Write the records out again, keeping each line exactly as it is.

Dataset items
------------------------------------------------
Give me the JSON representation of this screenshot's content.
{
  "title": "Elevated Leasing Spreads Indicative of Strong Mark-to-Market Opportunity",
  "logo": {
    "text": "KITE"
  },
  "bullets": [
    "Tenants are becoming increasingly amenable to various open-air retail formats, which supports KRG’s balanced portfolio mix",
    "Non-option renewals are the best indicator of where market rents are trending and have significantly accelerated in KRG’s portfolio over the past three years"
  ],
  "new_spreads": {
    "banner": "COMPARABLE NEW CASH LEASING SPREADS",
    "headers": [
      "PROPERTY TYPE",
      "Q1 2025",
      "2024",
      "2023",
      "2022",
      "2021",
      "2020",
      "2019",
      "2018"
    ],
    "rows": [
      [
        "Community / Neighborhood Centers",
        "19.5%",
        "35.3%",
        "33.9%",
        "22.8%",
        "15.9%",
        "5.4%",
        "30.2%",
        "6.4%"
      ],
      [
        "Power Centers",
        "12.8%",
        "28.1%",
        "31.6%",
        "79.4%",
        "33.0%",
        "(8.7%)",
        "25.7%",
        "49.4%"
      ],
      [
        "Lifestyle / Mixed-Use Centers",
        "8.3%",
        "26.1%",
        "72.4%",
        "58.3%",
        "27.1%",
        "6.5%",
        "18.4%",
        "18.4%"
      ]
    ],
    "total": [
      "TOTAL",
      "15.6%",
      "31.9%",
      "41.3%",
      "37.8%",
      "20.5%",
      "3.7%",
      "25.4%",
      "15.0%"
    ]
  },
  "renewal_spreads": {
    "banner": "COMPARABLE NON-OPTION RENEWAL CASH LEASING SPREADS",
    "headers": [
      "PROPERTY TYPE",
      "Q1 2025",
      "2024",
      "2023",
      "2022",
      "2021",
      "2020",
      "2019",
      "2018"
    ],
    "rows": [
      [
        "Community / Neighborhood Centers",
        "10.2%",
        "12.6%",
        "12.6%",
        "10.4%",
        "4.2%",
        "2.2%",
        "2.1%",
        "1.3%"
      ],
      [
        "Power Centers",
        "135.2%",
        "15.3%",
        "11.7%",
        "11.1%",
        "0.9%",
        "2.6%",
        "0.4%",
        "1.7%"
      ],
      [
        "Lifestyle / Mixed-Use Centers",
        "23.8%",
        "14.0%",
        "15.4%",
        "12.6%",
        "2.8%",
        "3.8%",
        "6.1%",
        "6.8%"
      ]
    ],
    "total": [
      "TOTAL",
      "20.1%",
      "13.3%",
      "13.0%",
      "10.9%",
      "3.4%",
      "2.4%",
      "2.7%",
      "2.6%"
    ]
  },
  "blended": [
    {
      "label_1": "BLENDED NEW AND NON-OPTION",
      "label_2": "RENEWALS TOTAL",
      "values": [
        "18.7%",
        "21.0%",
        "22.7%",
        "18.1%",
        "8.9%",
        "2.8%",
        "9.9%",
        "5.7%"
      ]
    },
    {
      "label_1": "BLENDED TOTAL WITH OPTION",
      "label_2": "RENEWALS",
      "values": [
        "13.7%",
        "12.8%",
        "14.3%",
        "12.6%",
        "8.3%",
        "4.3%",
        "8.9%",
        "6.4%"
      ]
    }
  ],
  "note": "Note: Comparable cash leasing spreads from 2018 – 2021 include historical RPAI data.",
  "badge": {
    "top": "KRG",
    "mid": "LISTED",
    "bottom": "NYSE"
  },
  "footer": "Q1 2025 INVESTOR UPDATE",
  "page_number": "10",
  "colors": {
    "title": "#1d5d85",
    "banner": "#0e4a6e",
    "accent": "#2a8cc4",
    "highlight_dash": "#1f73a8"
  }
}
------------------------------------------------
» Expected answer
Give me the JSON representation of this screenshot's content.
{
  "title": "Elevated Leasing Spreads Indicative of Strong Mark-to-Market Opportunity",
  "logo": {
    "text": "KITE"
  },
  "bullets": [
    "Tenants are becoming increasingly amenable to various open-air retail formats, which supports KRG’s balanced portfolio mix",
    "Non-option renewals are the best indicator of where market rents are trending and have significantly accelerated in KRG’s portfolio over the past three years"
  ],
  "new_spreads": {
    "banner": "COMPARABLE NEW CASH LEASING SPREADS",
    "headers": [
      "PROPERTY TYPE",
      "Q1 2025",
      "2024",
      "2023",
      "2022",
      "2021",
      "2020",
      "2019",
      "2018"
    ],
    "rows": [
      [
        "Community / Neighborhood Centers",
        "19.5%",
        "35.3%",
        "33.9%",
        "22.8%",
        "15.9%",
        "5.4%",
        "30.2%",
        "6.4%"
      ],
      [
        "Power Centers",
        "12.8%",
        "28.1%",
        "31.6%",
        "79.4%",
        "33.0%",
        "(8.7%)",
        "25.7%",
        "49.4%"
      ],
      [
        "Lifestyle / Mixed-Use Centers",
        "8.3%",
        "26.1%",
        "72.4%",
        "58.3%",
        "27.1%",
        "6.5%",
        "18.4%",
        "18.4%"
      ]
    ],
    "total": [
      "TOTAL",
      "15.6%",
      "31.9%",
      "41.3%",
      "37.8%",
      "20.5%",
      "3.7%",
      "25.4%",
      "15.0%"
    ]
  },
  "renewal_spreads": {
    "banner": "COMPARABLE NON-OPTION RENEWAL CASH LEASING SPREADS",
    "headers": [
      "PROPERTY TYPE",
      "Q1 2025",
      "2024",
      "2023",
      "2022",
      "2021",
      "2020",
      "2019",
      "2018"
    ],
    "rows": [
      [
        "Community / Neighborhood Centers",
        "10.2%",
        "12.6%",
        "12.6%",
        "10.4%",
        "4.2%",
        "2.2%",
        "2.1%",
        "1.3%"
      ],
      [
        "Power Centers",
        "135.2%",
        "15.3%",
        "11.7%",
        "11.1%",
        "0.9%",
        "2.6%",
        "0.4%",
        "1.7%"
      ],
      [
        "Lifestyle / Mixed-Use Centers",
        "23.8%",
        "14.0%",
        "15.4%",
        "12.6%",
        "2.8%",
        "3.8%",
        "6.1%",
        "6.8%"
      ]
    ],
    "total": [
      "TOTAL",
      "20.1%",
      "13.3%",
      "13.0%",
      "10.9%",
      "3.4%",
      "2.4%",
      "2.7%",
      "2.6%"
    ]
  },
  "blended": [
    {
      "label_1": "BLENDED NEW AND NON-OPTION",
      "label_2": "RENEWALS TOTAL",
      "values": [
        "18.7%",
        "21.0%",
        "22.7%",
        "18.1%",
        "8.9%",
        "2.8%",
        "9.9%",
        "5.7%"
      ]
    },
    {
      "label_1": "BLENDED TOTAL WITH OPTION",
      "label_2": "RENEWALS",
      "values": [
        "13.7%",
        "12.8%",
        "14.3%",
        "12.6%",
        "8.3%",
        "4.3%",
        "8.9%",
        "6.4%"
      ]
    }
  ],
  "note": "Note: Comparable cash leasing spreads from 2018 – 2021 include historical RPAI data.",
  "badge": {
    "top": "KRG",
    "mid": "LISTED",
    "bottom": "NYSE"
  },
  "footer": "Q1 2025 INVESTOR UPDATE",
  "page_number": "10",
  "colors": {
    "title": "#1d5d85",
    "banner": "#0e4a6e",
    "accent": "#2a8cc4",
    "highlight_dash": "#1f73a8"
  }
}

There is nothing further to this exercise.